* [WHAT TO PRODUCE]:
For every line in the data below that contains "type", copy the line.

* [DATA SECTION]:
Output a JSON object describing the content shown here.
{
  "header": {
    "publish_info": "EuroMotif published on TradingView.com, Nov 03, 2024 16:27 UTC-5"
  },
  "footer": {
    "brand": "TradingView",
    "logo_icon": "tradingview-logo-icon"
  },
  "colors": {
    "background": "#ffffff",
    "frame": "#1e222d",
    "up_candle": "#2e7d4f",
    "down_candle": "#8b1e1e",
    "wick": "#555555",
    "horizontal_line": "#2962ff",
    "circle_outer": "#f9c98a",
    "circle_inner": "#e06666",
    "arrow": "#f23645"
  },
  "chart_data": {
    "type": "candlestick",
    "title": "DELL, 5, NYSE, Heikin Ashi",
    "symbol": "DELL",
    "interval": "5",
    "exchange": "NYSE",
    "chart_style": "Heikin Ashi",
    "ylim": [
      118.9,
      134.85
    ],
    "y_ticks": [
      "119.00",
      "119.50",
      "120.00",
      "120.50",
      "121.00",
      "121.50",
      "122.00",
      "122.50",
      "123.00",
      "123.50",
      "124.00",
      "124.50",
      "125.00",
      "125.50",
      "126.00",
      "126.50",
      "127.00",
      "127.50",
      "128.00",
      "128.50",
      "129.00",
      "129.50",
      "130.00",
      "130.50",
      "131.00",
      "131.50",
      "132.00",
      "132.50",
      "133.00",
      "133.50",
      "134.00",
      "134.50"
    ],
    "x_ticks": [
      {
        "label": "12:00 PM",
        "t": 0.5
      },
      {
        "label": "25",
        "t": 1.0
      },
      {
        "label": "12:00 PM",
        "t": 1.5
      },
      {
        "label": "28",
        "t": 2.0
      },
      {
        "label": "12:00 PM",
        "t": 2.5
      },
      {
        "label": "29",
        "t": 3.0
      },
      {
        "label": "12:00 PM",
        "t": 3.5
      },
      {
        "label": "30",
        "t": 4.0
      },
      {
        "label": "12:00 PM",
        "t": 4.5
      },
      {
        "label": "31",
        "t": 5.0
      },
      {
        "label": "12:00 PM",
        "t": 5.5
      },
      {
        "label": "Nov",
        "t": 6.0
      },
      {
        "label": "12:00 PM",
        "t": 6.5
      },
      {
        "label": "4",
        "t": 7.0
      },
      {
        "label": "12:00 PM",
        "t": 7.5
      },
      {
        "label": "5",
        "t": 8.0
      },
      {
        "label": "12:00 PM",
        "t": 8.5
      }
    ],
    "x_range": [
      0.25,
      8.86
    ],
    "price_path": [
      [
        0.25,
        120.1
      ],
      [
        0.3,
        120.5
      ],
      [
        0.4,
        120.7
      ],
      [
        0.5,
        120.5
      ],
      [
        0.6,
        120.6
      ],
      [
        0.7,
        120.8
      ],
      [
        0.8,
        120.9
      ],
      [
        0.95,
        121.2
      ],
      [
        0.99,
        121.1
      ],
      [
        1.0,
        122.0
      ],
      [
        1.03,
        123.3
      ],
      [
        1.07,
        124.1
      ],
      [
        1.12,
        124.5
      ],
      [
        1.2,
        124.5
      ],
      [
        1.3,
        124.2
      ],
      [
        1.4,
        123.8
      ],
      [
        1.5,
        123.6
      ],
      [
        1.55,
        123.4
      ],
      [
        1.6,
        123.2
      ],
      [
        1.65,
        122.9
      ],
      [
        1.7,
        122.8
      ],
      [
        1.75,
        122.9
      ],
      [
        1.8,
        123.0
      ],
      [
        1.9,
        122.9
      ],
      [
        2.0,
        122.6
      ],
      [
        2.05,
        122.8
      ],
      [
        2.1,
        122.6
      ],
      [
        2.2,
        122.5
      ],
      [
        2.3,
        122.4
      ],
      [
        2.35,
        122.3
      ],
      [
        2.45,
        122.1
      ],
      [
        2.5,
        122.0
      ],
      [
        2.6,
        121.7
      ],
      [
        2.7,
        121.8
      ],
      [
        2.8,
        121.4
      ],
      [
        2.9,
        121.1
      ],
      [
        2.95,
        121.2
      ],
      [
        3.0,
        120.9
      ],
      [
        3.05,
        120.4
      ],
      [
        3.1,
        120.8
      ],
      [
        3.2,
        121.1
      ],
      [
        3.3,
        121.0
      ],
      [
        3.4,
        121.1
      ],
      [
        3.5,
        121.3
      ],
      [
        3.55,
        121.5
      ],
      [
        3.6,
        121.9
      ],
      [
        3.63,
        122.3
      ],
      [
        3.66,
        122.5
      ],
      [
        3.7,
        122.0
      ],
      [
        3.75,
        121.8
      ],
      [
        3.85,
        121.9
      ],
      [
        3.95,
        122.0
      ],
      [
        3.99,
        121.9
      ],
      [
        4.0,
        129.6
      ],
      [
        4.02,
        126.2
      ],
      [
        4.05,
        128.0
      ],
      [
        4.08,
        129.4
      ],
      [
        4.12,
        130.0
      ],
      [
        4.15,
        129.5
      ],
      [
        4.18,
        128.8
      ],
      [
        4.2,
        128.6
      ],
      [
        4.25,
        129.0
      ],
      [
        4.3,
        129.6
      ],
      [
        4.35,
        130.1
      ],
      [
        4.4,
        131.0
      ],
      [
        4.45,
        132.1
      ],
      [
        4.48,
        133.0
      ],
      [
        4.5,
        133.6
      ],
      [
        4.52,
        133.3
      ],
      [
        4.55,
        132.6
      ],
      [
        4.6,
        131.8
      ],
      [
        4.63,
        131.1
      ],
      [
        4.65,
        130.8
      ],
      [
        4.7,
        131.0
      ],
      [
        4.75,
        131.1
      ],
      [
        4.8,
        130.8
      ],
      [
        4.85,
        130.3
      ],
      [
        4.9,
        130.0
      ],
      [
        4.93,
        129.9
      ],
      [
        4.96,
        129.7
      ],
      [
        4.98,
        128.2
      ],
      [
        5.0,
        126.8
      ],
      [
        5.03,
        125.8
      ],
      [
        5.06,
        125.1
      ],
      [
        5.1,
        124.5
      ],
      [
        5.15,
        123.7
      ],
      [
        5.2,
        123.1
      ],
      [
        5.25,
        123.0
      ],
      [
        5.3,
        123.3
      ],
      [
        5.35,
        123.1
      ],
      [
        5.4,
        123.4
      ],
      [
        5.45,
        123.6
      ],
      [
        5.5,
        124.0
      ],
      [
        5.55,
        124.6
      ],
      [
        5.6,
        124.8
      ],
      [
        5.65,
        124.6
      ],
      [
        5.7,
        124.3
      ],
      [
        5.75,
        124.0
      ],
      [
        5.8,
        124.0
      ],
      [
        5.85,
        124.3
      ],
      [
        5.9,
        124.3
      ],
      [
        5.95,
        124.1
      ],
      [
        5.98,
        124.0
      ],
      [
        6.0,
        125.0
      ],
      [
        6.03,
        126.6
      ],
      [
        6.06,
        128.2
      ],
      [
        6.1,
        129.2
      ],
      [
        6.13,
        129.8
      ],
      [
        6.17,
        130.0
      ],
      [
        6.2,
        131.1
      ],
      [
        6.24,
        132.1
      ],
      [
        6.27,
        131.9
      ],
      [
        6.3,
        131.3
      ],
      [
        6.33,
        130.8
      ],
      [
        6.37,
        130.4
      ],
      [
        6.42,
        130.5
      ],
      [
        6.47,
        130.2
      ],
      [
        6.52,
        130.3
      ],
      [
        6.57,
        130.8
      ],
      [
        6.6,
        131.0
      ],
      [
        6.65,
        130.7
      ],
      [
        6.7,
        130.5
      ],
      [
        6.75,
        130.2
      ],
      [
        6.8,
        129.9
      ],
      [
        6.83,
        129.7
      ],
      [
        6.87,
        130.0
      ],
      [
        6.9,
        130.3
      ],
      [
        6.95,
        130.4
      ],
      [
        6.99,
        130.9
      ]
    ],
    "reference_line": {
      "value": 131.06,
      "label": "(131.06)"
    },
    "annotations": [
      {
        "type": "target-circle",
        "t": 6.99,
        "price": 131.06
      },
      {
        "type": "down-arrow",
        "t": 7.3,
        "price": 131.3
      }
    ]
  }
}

* [RESPONSE TO THE TASK]:
    "type": "candlestick",
        "type": "target-circle",
        "type": "down-arrow",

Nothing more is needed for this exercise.